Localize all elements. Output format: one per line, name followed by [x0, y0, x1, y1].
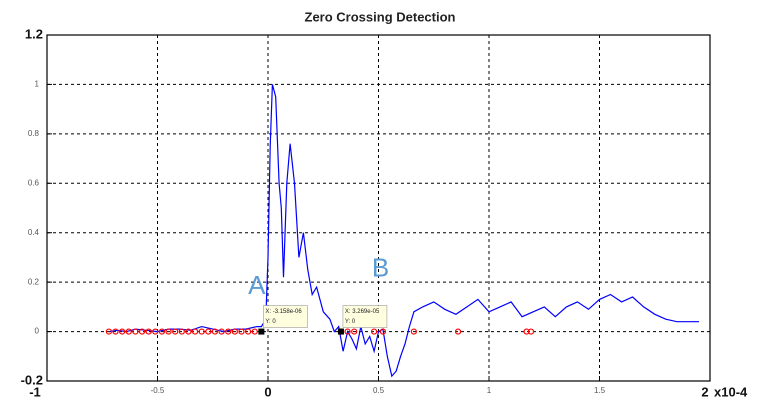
- zero-crossing-marker: [225, 328, 232, 335]
- zero-crossing-marker: [344, 328, 351, 335]
- x-tick-label: 0: [264, 384, 271, 399]
- datatip-text: Y: 0: [265, 319, 276, 325]
- x-tick-label: 1: [487, 386, 492, 395]
- datatip-text: X: -3.158e-06: [265, 309, 302, 315]
- zero-crossing-marker: [138, 328, 146, 335]
- zero-crossing-marker: [251, 328, 258, 335]
- y-tick-label: 0: [35, 327, 40, 336]
- zero-crossing-marker: [112, 328, 119, 335]
- datatip-text: Y: 0: [345, 319, 356, 325]
- datatip-marker: [337, 328, 344, 335]
- zero-crossing-marker: [172, 328, 179, 335]
- zero-crossing-marker: [145, 328, 152, 335]
- x-exponent-label: x10-4: [714, 384, 748, 399]
- zero-crossing-marker: [132, 328, 139, 335]
- zero-crossing-marker: [105, 328, 112, 335]
- zero-crossing-marker: [185, 328, 192, 335]
- zero-crossing-marker: [191, 328, 199, 335]
- zero-crossing-marker: [165, 328, 172, 335]
- x-tick-label: -1: [29, 384, 41, 399]
- x-tick-label: -0.5: [151, 386, 165, 395]
- y-tick-label: 0.4: [28, 228, 40, 237]
- y-tick-label: 1: [35, 80, 40, 89]
- zero-crossing-marker: [152, 328, 159, 335]
- annotation: A: [248, 270, 266, 300]
- zero-crossing-marker: [370, 328, 378, 335]
- zero-crossing-marker: [205, 328, 212, 335]
- zero-crossing-marker: [211, 328, 219, 335]
- zero-crossing-marker: [454, 328, 462, 335]
- y-tick-label: 1.2: [25, 26, 43, 41]
- zero-crossing-marker: [245, 328, 252, 335]
- zero-crossing-marker: [410, 328, 417, 335]
- x-tick-label: 2: [701, 384, 708, 399]
- annotation: B: [372, 253, 389, 283]
- zero-crossing-marker: [351, 328, 358, 335]
- x-tick-label: 0.5: [373, 386, 385, 395]
- datatip-box: [263, 305, 308, 328]
- zero-crossing-marker: [158, 328, 166, 335]
- datatip-marker: [258, 328, 265, 335]
- y-tick-label: 0.6: [28, 178, 40, 187]
- x-tick-label: 1.5: [594, 386, 606, 395]
- zero-crossing-marker: [231, 328, 238, 335]
- zero-crossing-marker: [198, 328, 205, 335]
- zero-crossing-marker: [527, 328, 535, 335]
- y-tick-label: 0.8: [28, 129, 40, 138]
- zero-crossing-marker: [178, 328, 185, 335]
- y-tick-label: 0.2: [28, 277, 40, 286]
- y-tick-label: -0.2: [21, 372, 43, 387]
- zero-crossing-marker: [238, 328, 245, 335]
- zero-crossing-marker: [119, 328, 126, 335]
- signal-line: [108, 84, 699, 378]
- zero-crossing-marker: [379, 328, 387, 335]
- axes-box: [46, 34, 711, 382]
- zero-crossing-marker: [125, 328, 132, 335]
- datatip-box: [342, 305, 388, 328]
- datatip-text: X: 3.269e-05: [345, 309, 380, 315]
- chart-title: Zero Crossing Detection: [305, 9, 456, 24]
- zero-crossing-marker: [218, 328, 225, 335]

### [Set exercise]
Repeat all of the entries above word for word, leaving out the pictures.

### [Output of the task]
Localize all elements. Output format: one per line, name followed by [x0, y0, x1, y1].
- zero-crossing-marker: [225, 328, 232, 335]
- zero-crossing-marker: [344, 328, 351, 335]
- x-tick-label: 0: [264, 384, 271, 399]
- datatip-text: Y: 0: [265, 319, 276, 325]
- x-tick-label: 1: [487, 386, 492, 395]
- datatip-text: X: -3.158e-06: [265, 309, 302, 315]
- zero-crossing-marker: [138, 328, 146, 335]
- zero-crossing-marker: [251, 328, 258, 335]
- y-tick-label: 0: [35, 327, 40, 336]
- zero-crossing-marker: [112, 328, 119, 335]
- datatip-text: Y: 0: [345, 319, 356, 325]
- datatip-marker: [337, 328, 344, 335]
- zero-crossing-marker: [172, 328, 179, 335]
- zero-crossing-marker: [145, 328, 152, 335]
- x-exponent-label: x10-4: [714, 384, 748, 399]
- zero-crossing-marker: [132, 328, 139, 335]
- zero-crossing-marker: [105, 328, 112, 335]
- zero-crossing-marker: [185, 328, 192, 335]
- zero-crossing-marker: [191, 328, 199, 335]
- zero-crossing-marker: [165, 328, 172, 335]
- x-tick-label: -1: [29, 384, 41, 399]
- x-tick-label: -0.5: [151, 386, 165, 395]
- y-tick-label: 0.4: [28, 228, 40, 237]
- y-tick-label: 1: [35, 80, 40, 89]
- zero-crossing-marker: [152, 328, 159, 335]
- annotation: A: [248, 270, 266, 300]
- zero-crossing-marker: [370, 328, 378, 335]
- zero-crossing-marker: [205, 328, 212, 335]
- zero-crossing-marker: [211, 328, 219, 335]
- zero-crossing-marker: [454, 328, 462, 335]
- y-tick-label: 1.2: [25, 26, 43, 41]
- zero-crossing-marker: [245, 328, 252, 335]
- zero-crossing-marker: [410, 328, 417, 335]
- x-tick-label: 2: [701, 384, 708, 399]
- annotation: B: [372, 253, 389, 283]
- zero-crossing-marker: [351, 328, 358, 335]
- x-tick-label: 0.5: [373, 386, 385, 395]
- datatip-box: [263, 305, 308, 328]
- zero-crossing-marker: [158, 328, 166, 335]
- datatip-marker: [258, 328, 265, 335]
- y-tick-label: 0.6: [28, 178, 40, 187]
- x-tick-label: 1.5: [594, 386, 606, 395]
- zero-crossing-marker: [231, 328, 238, 335]
- zero-crossing-marker: [198, 328, 205, 335]
- zero-crossing-marker: [527, 328, 535, 335]
- y-tick-label: 0.8: [28, 129, 40, 138]
- zero-crossing-marker: [178, 328, 185, 335]
- y-tick-label: 0.2: [28, 277, 40, 286]
- y-tick-label: -0.2: [21, 372, 43, 387]
- zero-crossing-marker: [238, 328, 245, 335]
- zero-crossing-marker: [119, 328, 126, 335]
- signal-line: [108, 84, 699, 378]
- zero-crossing-marker: [379, 328, 387, 335]
- axes-box: [46, 34, 711, 382]
- zero-crossing-marker: [125, 328, 132, 335]
- datatip-box: [342, 305, 388, 328]
- datatip-text: X: 3.269e-05: [345, 309, 380, 315]
- chart-title: Zero Crossing Detection: [305, 9, 456, 24]
- zero-crossing-marker: [218, 328, 225, 335]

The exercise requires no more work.